The task:
Copy every record word for word.

※ ※ ※

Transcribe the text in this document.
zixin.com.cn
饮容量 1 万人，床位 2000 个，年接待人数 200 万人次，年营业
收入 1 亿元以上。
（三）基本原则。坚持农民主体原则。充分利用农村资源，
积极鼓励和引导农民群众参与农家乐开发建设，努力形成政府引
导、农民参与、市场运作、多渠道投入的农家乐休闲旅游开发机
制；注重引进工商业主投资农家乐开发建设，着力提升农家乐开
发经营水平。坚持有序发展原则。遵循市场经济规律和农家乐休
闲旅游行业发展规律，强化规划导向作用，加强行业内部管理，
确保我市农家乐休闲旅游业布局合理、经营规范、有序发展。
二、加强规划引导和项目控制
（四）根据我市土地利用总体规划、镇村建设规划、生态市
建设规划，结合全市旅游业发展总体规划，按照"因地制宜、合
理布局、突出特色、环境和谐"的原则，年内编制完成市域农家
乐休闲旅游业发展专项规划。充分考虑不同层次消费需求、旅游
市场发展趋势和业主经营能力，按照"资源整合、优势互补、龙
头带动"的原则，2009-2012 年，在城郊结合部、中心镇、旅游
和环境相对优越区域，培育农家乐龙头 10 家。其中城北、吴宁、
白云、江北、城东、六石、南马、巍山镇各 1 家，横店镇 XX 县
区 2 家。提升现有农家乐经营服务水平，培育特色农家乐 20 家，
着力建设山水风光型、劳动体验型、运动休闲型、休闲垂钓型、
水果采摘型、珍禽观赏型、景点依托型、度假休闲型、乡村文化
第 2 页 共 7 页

※ ※ ※

Result:
Transcribe the text in this document.
zixin.com.cn
饮容量 1 万人，床位 2000 个，年接待人数 200 万人次，年营业
收入 1 亿元以上。
（三）基本原则。坚持农民主体原则。充分利用农村资源，
积极鼓励和引导农民群众参与农家乐开发建设，努力形成政府引
导、农民参与、市场运作、多渠道投入的农家乐休闲旅游开发机
制；注重引进工商业主投资农家乐开发建设，着力提升农家乐开
发经营水平。坚持有序发展原则。遵循市场经济规律和农家乐休
闲旅游行业发展规律，强化规划导向作用，加强行业内部管理，
确保我市农家乐休闲旅游业布局合理、经营规范、有序发展。
二、加强规划引导和项目控制
（四）根据我市土地利用总体规划、镇村建设规划、生态市
建设规划，结合全市旅游业发展总体规划，按照"因地制宜、合
理布局、突出特色、环境和谐"的原则，年内编制完成市域农家
乐休闲旅游业发展专项规划。充分考虑不同层次消费需求、旅游
市场发展趋势和业主经营能力，按照"资源整合、优势互补、龙
头带动"的原则，2009-2012 年，在城郊结合部、中心镇、旅游
和环境相对优越区域，培育农家乐龙头 10 家。其中城北、吴宁、
白云、江北、城东、六石、南马、巍山镇各 1 家，横店镇 XX 县
区 2 家。提升现有农家乐经营服务水平，培育特色农家乐 20 家，
着力建设山水风光型、劳动体验型、运动休闲型、休闲垂钓型、
水果采摘型、珍禽观赏型、景点依托型、度假休闲型、乡村文化
第 2 页 共 7 页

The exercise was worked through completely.